▶ The task
Every line in the listing is to be echoed verbatim.
□ □ □
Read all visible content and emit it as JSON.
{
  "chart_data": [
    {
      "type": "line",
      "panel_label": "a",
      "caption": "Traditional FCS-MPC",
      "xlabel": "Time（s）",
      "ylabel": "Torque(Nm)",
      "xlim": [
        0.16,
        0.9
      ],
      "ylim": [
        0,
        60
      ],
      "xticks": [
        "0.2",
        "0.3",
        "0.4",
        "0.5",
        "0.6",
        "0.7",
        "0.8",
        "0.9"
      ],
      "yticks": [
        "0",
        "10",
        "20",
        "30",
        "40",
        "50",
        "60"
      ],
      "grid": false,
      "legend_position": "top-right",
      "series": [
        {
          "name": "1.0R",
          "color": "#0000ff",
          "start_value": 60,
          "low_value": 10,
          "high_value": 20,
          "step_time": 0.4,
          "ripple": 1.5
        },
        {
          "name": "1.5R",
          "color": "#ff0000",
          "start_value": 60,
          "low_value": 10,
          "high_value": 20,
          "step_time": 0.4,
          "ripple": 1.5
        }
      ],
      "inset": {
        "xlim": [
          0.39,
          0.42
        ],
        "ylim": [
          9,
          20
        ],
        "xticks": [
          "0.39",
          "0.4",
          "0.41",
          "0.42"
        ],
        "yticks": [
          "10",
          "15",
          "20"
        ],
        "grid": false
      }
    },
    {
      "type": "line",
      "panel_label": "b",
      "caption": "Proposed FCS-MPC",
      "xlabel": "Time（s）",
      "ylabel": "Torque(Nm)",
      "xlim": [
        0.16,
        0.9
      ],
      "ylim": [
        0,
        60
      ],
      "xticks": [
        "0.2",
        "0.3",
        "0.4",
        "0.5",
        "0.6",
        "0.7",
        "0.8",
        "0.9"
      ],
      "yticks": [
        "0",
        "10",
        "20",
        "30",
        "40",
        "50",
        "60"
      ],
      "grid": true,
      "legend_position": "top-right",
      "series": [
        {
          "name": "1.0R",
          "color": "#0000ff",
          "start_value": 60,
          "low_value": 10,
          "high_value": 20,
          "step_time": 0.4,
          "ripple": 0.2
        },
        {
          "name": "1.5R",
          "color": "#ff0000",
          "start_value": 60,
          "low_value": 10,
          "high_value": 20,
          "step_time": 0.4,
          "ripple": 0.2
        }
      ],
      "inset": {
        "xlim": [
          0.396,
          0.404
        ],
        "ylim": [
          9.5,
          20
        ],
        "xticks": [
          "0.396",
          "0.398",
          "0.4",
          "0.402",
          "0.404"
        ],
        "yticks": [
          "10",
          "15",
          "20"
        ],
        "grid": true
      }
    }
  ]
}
□ □ □
▶ Finished answer
Read all visible content and emit it as JSON.
{
  "chart_data": [
    {
      "type": "line",
      "panel_label": "a",
      "caption": "Traditional FCS-MPC",
      "xlabel": "Time（s）",
      "ylabel": "Torque(Nm)",
      "xlim": [
        0.16,
        0.9
      ],
      "ylim": [
        0,
        60
      ],
      "xticks": [
        "0.2",
        "0.3",
        "0.4",
        "0.5",
        "0.6",
        "0.7",
        "0.8",
        "0.9"
      ],
      "yticks": [
        "0",
        "10",
        "20",
        "30",
        "40",
        "50",
        "60"
      ],
      "grid": false,
      "legend_position": "top-right",
      "series": [
        {
          "name": "1.0R",
          "color": "#0000ff",
          "start_value": 60,
          "low_value": 10,
          "high_value": 20,
          "step_time": 0.4,
          "ripple": 1.5
        },
        {
          "name": "1.5R",
          "color": "#ff0000",
          "start_value": 60,
          "low_value": 10,
          "high_value": 20,
          "step_time": 0.4,
          "ripple": 1.5
        }
      ],
      "inset": {
        "xlim": [
          0.39,
          0.42
        ],
        "ylim": [
          9,
          20
        ],
        "xticks": [
          "0.39",
          "0.4",
          "0.41",
          "0.42"
        ],
        "yticks": [
          "10",
          "15",
          "20"
        ],
        "grid": false
      }
    },
    {
      "type": "line",
      "panel_label": "b",
      "caption": "Proposed FCS-MPC",
      "xlabel": "Time（s）",
      "ylabel": "Torque(Nm)",
      "xlim": [
        0.16,
        0.9
      ],
      "ylim": [
        0,
        60
      ],
      "xticks": [
        "0.2",
        "0.3",
        "0.4",
        "0.5",
        "0.6",
        "0.7",
        "0.8",
        "0.9"
      ],
      "yticks": [
        "0",
        "10",
        "20",
        "30",
        "40",
        "50",
        "60"
      ],
      "grid": true,
      "legend_position": "top-right",
      "series": [
        {
          "name": "1.0R",
          "color": "#0000ff",
          "start_value": 60,
          "low_value": 10,
          "high_value": 20,
          "step_time": 0.4,
          "ripple": 0.2
        },
        {
          "name": "1.5R",
          "color": "#ff0000",
          "start_value": 60,
          "low_value": 10,
          "high_value": 20,
          "step_time": 0.4,
          "ripple": 0.2
        }
      ],
      "inset": {
        "xlim": [
          0.396,
          0.404
        ],
        "ylim": [
          9.5,
          20
        ],
        "xticks": [
          "0.396",
          "0.398",
          "0.4",
          "0.402",
          "0.404"
        ],
        "yticks": [
          "10",
          "15",
          "20"
        ],
        "grid": true
      }
    }
  ]
}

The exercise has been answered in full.